Dataset items:
[Begin]
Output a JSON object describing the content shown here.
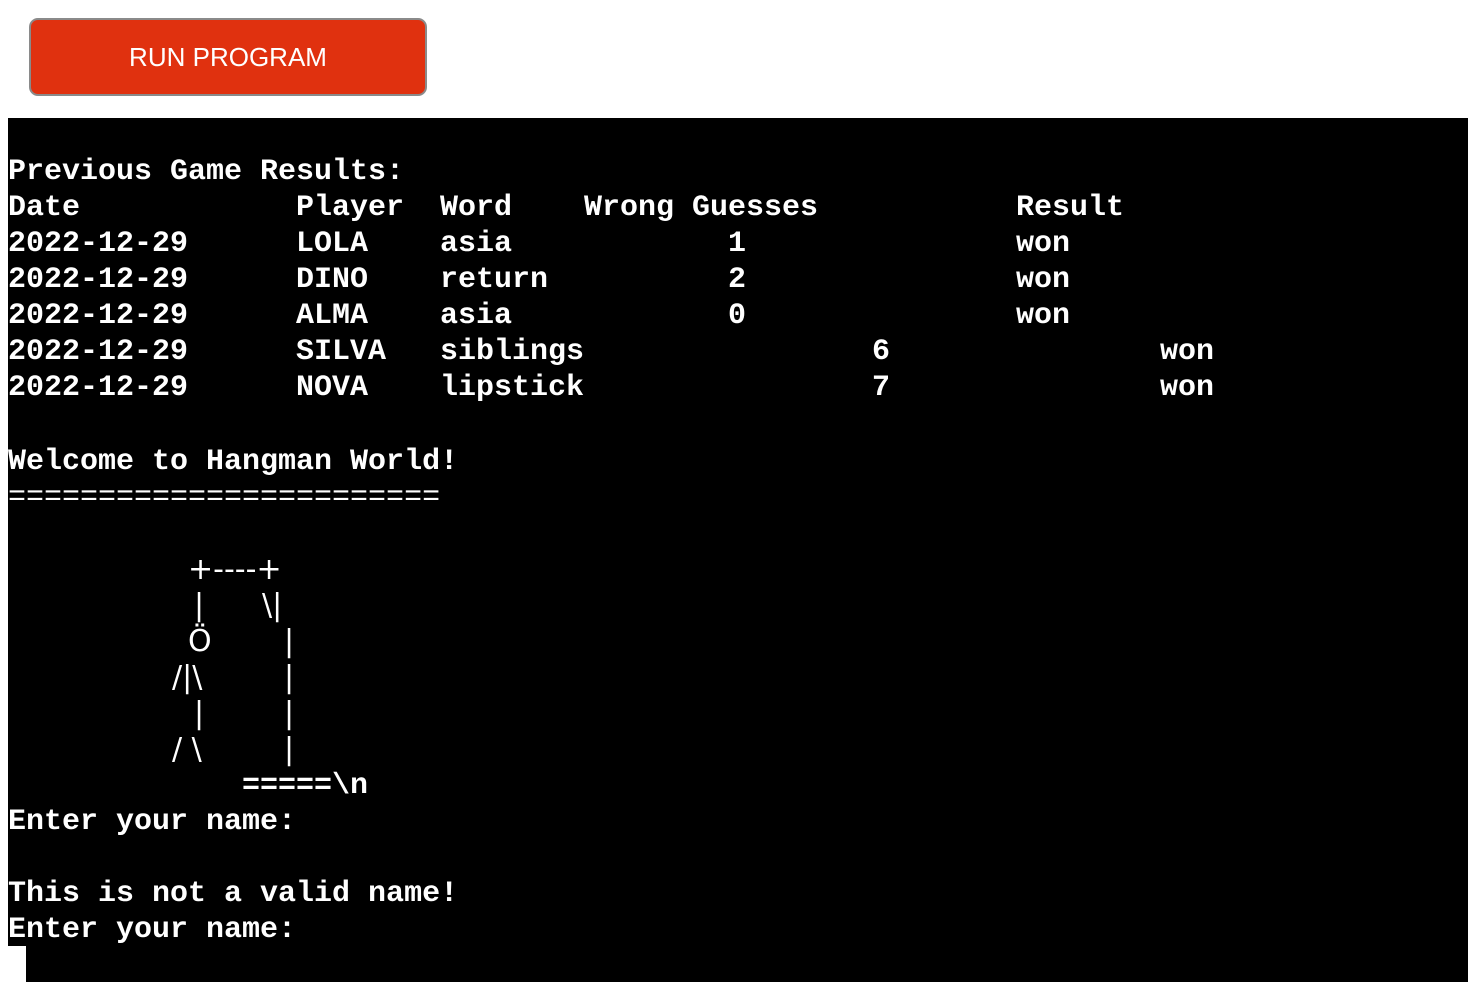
{
  "button": {
    "label": "RUN PROGRAM",
    "color": "#e0310f"
  },
  "terminal": {
    "results_heading": "Previous Game Results:",
    "headers": {
      "date": "Date",
      "player": "Player",
      "word": "Word",
      "wrong": "Wrong Guesses",
      "result": "Result"
    },
    "rows": [
      {
        "date": "2022-12-29",
        "player": "LOLA",
        "word": "asia",
        "wrong": "1",
        "result": "won"
      },
      {
        "date": "2022-12-29",
        "player": "DINO",
        "word": "return",
        "wrong": "2",
        "result": "won"
      },
      {
        "date": "2022-12-29",
        "player": "ALMA",
        "word": "asia",
        "wrong": "0",
        "result": "won"
      },
      {
        "date": "2022-12-29",
        "player": "SILVA",
        "word": "siblings",
        "wrong": "6",
        "result": "won"
      },
      {
        "date": "2022-12-29",
        "player": "NOVA",
        "word": "lipstick",
        "wrong": "7",
        "result": "won"
      }
    ],
    "welcome": "Welcome to Hangman World!",
    "separator": "========================",
    "art": {
      "top": "+----+",
      "line1_left": "|",
      "line1_right": "\\|",
      "head": "Ö",
      "arms": "/|\\",
      "body": "|",
      "legs": "/ \\",
      "pole": "|",
      "base": "=====\\n"
    },
    "prompt1": "Enter your name:",
    "error": "This is not a valid name!",
    "prompt2": "Enter your name:"
  }
}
[End]
| WHAT THIS TASK INVOLVES |
For the listing above, identify each line bearing "word".

| THE COMPLETED TASK |
      "word": "Word",
        "word": "asia",
        "word": "return",
        "word": "asia",
        "word": "siblings",
        "word": "lipstick",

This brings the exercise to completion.